Requirement:
Extract every line below, verbatim.
::: Material for the task
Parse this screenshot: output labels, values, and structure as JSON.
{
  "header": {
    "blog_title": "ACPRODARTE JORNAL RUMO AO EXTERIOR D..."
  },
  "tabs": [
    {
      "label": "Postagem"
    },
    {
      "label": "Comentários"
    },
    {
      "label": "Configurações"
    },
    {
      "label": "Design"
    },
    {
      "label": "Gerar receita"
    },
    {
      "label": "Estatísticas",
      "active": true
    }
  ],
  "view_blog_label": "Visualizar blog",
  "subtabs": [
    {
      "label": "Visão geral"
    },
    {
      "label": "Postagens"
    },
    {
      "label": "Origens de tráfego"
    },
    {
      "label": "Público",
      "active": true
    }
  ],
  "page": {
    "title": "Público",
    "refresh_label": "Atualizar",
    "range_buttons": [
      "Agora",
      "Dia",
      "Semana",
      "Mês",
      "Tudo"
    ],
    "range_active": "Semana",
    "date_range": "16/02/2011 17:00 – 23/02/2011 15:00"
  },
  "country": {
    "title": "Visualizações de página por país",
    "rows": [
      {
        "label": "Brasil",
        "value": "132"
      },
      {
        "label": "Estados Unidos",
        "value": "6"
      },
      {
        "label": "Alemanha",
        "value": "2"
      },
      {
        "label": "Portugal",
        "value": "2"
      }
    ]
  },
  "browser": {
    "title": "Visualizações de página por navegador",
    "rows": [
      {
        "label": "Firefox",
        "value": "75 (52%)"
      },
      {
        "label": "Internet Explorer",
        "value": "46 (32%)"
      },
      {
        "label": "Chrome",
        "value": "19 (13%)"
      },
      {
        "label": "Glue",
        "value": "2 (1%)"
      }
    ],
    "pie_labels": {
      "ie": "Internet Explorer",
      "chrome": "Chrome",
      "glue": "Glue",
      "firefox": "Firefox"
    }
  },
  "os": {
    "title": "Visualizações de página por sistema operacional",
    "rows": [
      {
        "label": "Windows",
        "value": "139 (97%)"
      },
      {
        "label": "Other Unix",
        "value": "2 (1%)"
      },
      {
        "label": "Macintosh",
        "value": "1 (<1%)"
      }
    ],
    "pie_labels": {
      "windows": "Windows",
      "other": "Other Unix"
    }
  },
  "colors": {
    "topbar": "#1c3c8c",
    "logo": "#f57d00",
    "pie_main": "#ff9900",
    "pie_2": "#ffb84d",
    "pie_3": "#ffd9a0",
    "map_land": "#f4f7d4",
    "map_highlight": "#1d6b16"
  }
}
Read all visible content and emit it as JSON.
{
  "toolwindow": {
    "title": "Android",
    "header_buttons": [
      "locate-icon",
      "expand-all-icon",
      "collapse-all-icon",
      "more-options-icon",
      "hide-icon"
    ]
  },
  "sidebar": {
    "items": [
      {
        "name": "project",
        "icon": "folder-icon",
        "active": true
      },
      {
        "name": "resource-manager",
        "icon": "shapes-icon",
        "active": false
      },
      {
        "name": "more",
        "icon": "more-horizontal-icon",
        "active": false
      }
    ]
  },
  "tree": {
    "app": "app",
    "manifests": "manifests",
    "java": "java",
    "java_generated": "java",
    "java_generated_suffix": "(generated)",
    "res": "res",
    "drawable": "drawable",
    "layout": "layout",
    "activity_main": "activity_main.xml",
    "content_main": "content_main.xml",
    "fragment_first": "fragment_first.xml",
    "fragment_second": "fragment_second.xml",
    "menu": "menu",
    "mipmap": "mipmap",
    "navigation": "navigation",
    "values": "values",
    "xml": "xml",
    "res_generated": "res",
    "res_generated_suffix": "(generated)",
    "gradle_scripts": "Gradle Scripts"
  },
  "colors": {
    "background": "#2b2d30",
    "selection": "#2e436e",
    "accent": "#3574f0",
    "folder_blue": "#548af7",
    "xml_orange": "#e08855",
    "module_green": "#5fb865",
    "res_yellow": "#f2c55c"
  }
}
::::::
The solution:
Parse this screenshot: output labels, values, and structure as JSON.
{
  "header": {
    "blog_title": "ACPRODARTE JORNAL RUMO AO EXTERIOR D..."
  },
  "tabs": [
    {
      "label": "Postagem"
    },
    {
      "label": "Comentários"
    },
    {
      "label": "Configurações"
    },
    {
      "label": "Design"
    },
    {
      "label": "Gerar receita"
    },
    {
      "label": "Estatísticas",
      "active": true
    }
  ],
  "view_blog_label": "Visualizar blog",
  "subtabs": [
    {
      "label": "Visão geral"
    },
    {
      "label": "Postagens"
    },
    {
      "label": "Origens de tráfego"
    },
    {
      "label": "Público",
      "active": true
    }
  ],
  "page": {
    "title": "Público",
    "refresh_label": "Atualizar",
    "range_buttons": [
      "Agora",
      "Dia",
      "Semana",
      "Mês",
      "Tudo"
    ],
    "range_active": "Semana",
    "date_range": "16/02/2011 17:00 – 23/02/2011 15:00"
  },
  "country": {
    "title": "Visualizações de página por país",
    "rows": [
      {
        "label": "Brasil",
        "value": "132"
      },
      {
        "label": "Estados Unidos",
        "value": "6"
      },
      {
        "label": "Alemanha",
        "value": "2"
      },
      {
        "label": "Portugal",
        "value": "2"
      }
    ]
  },
  "browser": {
    "title": "Visualizações de página por navegador",
    "rows": [
      {
        "label": "Firefox",
        "value": "75 (52%)"
      },
      {
        "label": "Internet Explorer",
        "value": "46 (32%)"
      },
      {
        "label": "Chrome",
        "value": "19 (13%)"
      },
      {
        "label": "Glue",
        "value": "2 (1%)"
      }
    ],
    "pie_labels": {
      "ie": "Internet Explorer",
      "chrome": "Chrome",
      "glue": "Glue",
      "firefox": "Firefox"
    }
  },
  "os": {
    "title": "Visualizações de página por sistema operacional",
    "rows": [
      {
        "label": "Windows",
        "value": "139 (97%)"
      },
      {
        "label": "Other Unix",
        "value": "2 (1%)"
      },
      {
        "label": "Macintosh",
        "value": "1 (<1%)"
      }
    ],
    "pie_labels": {
      "windows": "Windows",
      "other": "Other Unix"
    }
  },
  "colors": {
    "topbar": "#1c3c8c",
    "logo": "#f57d00",
    "pie_main": "#ff9900",
    "pie_2": "#ffb84d",
    "pie_3": "#ffd9a0",
    "map_land": "#f4f7d4",
    "map_highlight": "#1d6b16"
  }
}
Read all visible content and emit it as JSON.
{
  "toolwindow": {
    "title": "Android",
    "header_buttons": [
      "locate-icon",
      "expand-all-icon",
      "collapse-all-icon",
      "more-options-icon",
      "hide-icon"
    ]
  },
  "sidebar": {
    "items": [
      {
        "name": "project",
        "icon": "folder-icon",
        "active": true
      },
      {
        "name": "resource-manager",
        "icon": "shapes-icon",
        "active": false
      },
      {
        "name": "more",
        "icon": "more-horizontal-icon",
        "active": false
      }
    ]
  },
  "tree": {
    "app": "app",
    "manifests": "manifests",
    "java": "java",
    "java_generated": "java",
    "java_generated_suffix": "(generated)",
    "res": "res",
    "drawable": "drawable",
    "layout": "layout",
    "activity_main": "activity_main.xml",
    "content_main": "content_main.xml",
    "fragment_first": "fragment_first.xml",
    "fragment_second": "fragment_second.xml",
    "menu": "menu",
    "mipmap": "mipmap",
    "navigation": "navigation",
    "values": "values",
    "xml": "xml",
    "res_generated": "res",
    "res_generated_suffix": "(generated)",
    "gradle_scripts": "Gradle Scripts"
  },
  "colors": {
    "background": "#2b2d30",
    "selection": "#2e436e",
    "accent": "#3574f0",
    "folder_blue": "#548af7",
    "xml_orange": "#e08855",
    "module_green": "#5fb865",
    "res_yellow": "#f2c55c"
  }
}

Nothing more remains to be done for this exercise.